┌──

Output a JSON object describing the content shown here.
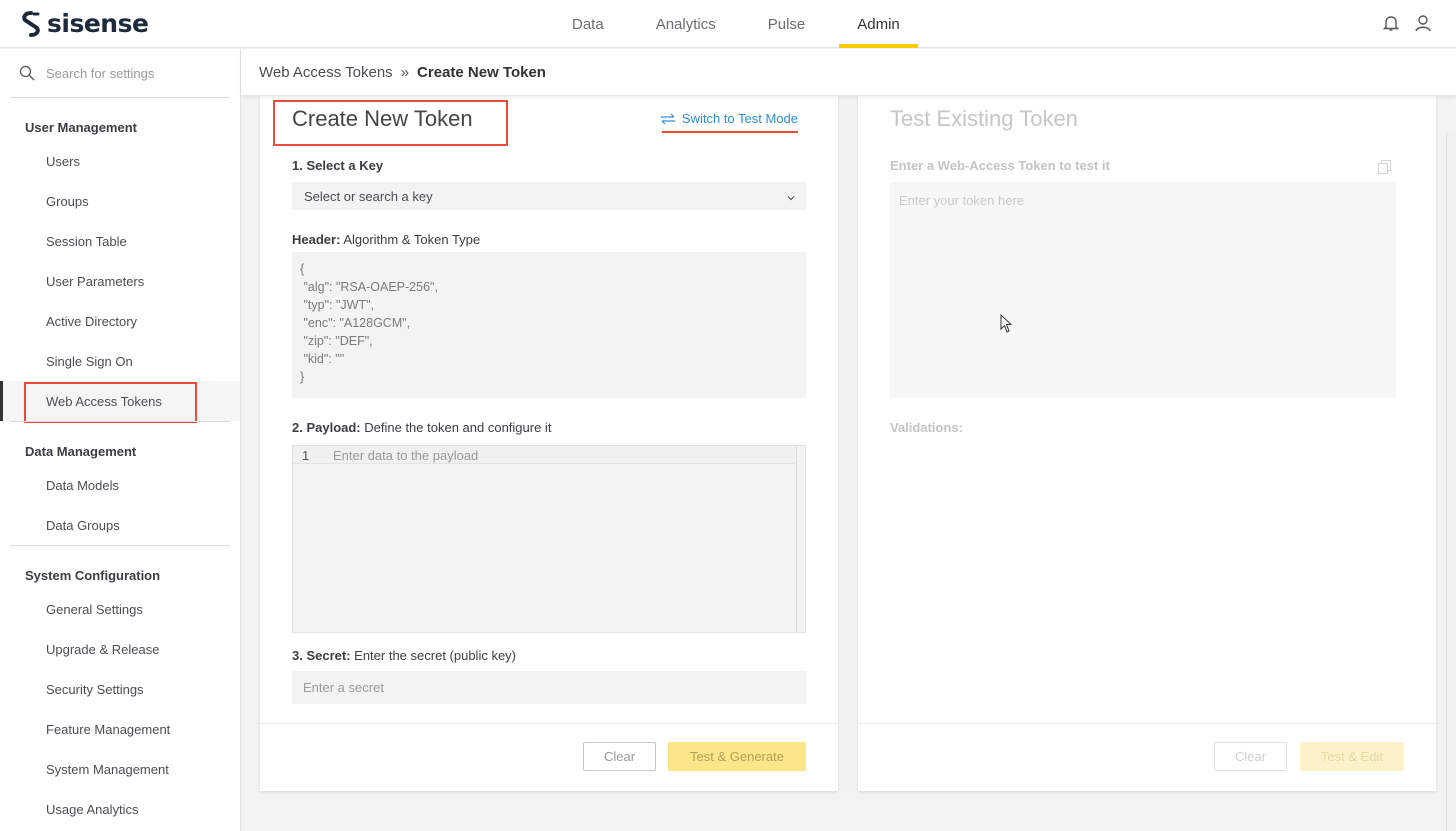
{
  "brand": {
    "name": "sisense"
  },
  "nav": {
    "tabs": [
      {
        "label": "Data"
      },
      {
        "label": "Analytics"
      },
      {
        "label": "Pulse"
      },
      {
        "label": "Admin"
      }
    ],
    "active": "Admin"
  },
  "sidebar": {
    "search_placeholder": "Search for settings",
    "sections": [
      {
        "title": "User Management",
        "items": [
          "Users",
          "Groups",
          "Session Table",
          "User Parameters",
          "Active Directory",
          "Single Sign On",
          "Web Access Tokens"
        ]
      },
      {
        "title": "Data Management",
        "items": [
          "Data Models",
          "Data Groups"
        ]
      },
      {
        "title": "System Configuration",
        "items": [
          "General Settings",
          "Upgrade & Release",
          "Security Settings",
          "Feature Management",
          "System Management",
          "Usage Analytics"
        ]
      }
    ],
    "active_item": "Web Access Tokens"
  },
  "breadcrumb": {
    "parent": "Web Access Tokens",
    "separator": "»",
    "current": "Create New Token"
  },
  "create_panel": {
    "title": "Create New Token",
    "switch_link": "Switch to Test Mode",
    "step1_label": "1. Select a Key",
    "select_placeholder": "Select or search a key",
    "header_label_bold": "Header:",
    "header_label_rest": " Algorithm & Token Type",
    "header_json": "{\n \"alg\": \"RSA-OAEP-256\",\n \"typ\": \"JWT\",\n \"enc\": \"A128GCM\",\n \"zip\": \"DEF\",\n \"kid\": \"\"\n}",
    "payload_label_bold": "2. Payload:",
    "payload_label_rest": " Define the token and configure it",
    "payload_line_no": "1",
    "payload_placeholder": "Enter data to the payload",
    "secret_label_bold": "3. Secret:",
    "secret_label_rest": " Enter the secret (public key)",
    "secret_placeholder": "Enter a secret",
    "clear_button": "Clear",
    "generate_button": "Test & Generate"
  },
  "test_panel": {
    "title": "Test Existing Token",
    "token_label": "Enter a Web-Access Token to test it",
    "token_placeholder": "Enter your token here",
    "validations_label": "Validations:",
    "clear_button": "Clear",
    "edit_button": "Test & Edit"
  },
  "colors": {
    "accent": "#ffcb05",
    "link": "#2e8fd6",
    "highlight": "#e74c3c"
  }
}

└──

▶ **TASK DIRECTIONS**
Without the pictures, reproduce every line of the records above exactly.

▶ **REPLY TO THE EXERCISE**
Output a JSON object describing the content shown here.
{
  "brand": {
    "name": "sisense"
  },
  "nav": {
    "tabs": [
      {
        "label": "Data"
      },
      {
        "label": "Analytics"
      },
      {
        "label": "Pulse"
      },
      {
        "label": "Admin"
      }
    ],
    "active": "Admin"
  },
  "sidebar": {
    "search_placeholder": "Search for settings",
    "sections": [
      {
        "title": "User Management",
        "items": [
          "Users",
          "Groups",
          "Session Table",
          "User Parameters",
          "Active Directory",
          "Single Sign On",
          "Web Access Tokens"
        ]
      },
      {
        "title": "Data Management",
        "items": [
          "Data Models",
          "Data Groups"
        ]
      },
      {
        "title": "System Configuration",
        "items": [
          "General Settings",
          "Upgrade & Release",
          "Security Settings",
          "Feature Management",
          "System Management",
          "Usage Analytics"
        ]
      }
    ],
    "active_item": "Web Access Tokens"
  },
  "breadcrumb": {
    "parent": "Web Access Tokens",
    "separator": "»",
    "current": "Create New Token"
  },
  "create_panel": {
    "title": "Create New Token",
    "switch_link": "Switch to Test Mode",
    "step1_label": "1. Select a Key",
    "select_placeholder": "Select or search a key",
    "header_label_bold": "Header:",
    "header_label_rest": " Algorithm & Token Type",
    "header_json": "{\n \"alg\": \"RSA-OAEP-256\",\n \"typ\": \"JWT\",\n \"enc\": \"A128GCM\",\n \"zip\": \"DEF\",\n \"kid\": \"\"\n}",
    "payload_label_bold": "2. Payload:",
    "payload_label_rest": " Define the token and configure it",
    "payload_line_no": "1",
    "payload_placeholder": "Enter data to the payload",
    "secret_label_bold": "3. Secret:",
    "secret_label_rest": " Enter the secret (public key)",
    "secret_placeholder": "Enter a secret",
    "clear_button": "Clear",
    "generate_button": "Test & Generate"
  },
  "test_panel": {
    "title": "Test Existing Token",
    "token_label": "Enter a Web-Access Token to test it",
    "token_placeholder": "Enter your token here",
    "validations_label": "Validations:",
    "clear_button": "Clear",
    "edit_button": "Test & Edit"
  },
  "colors": {
    "accent": "#ffcb05",
    "link": "#2e8fd6",
    "highlight": "#e74c3c"
  }
}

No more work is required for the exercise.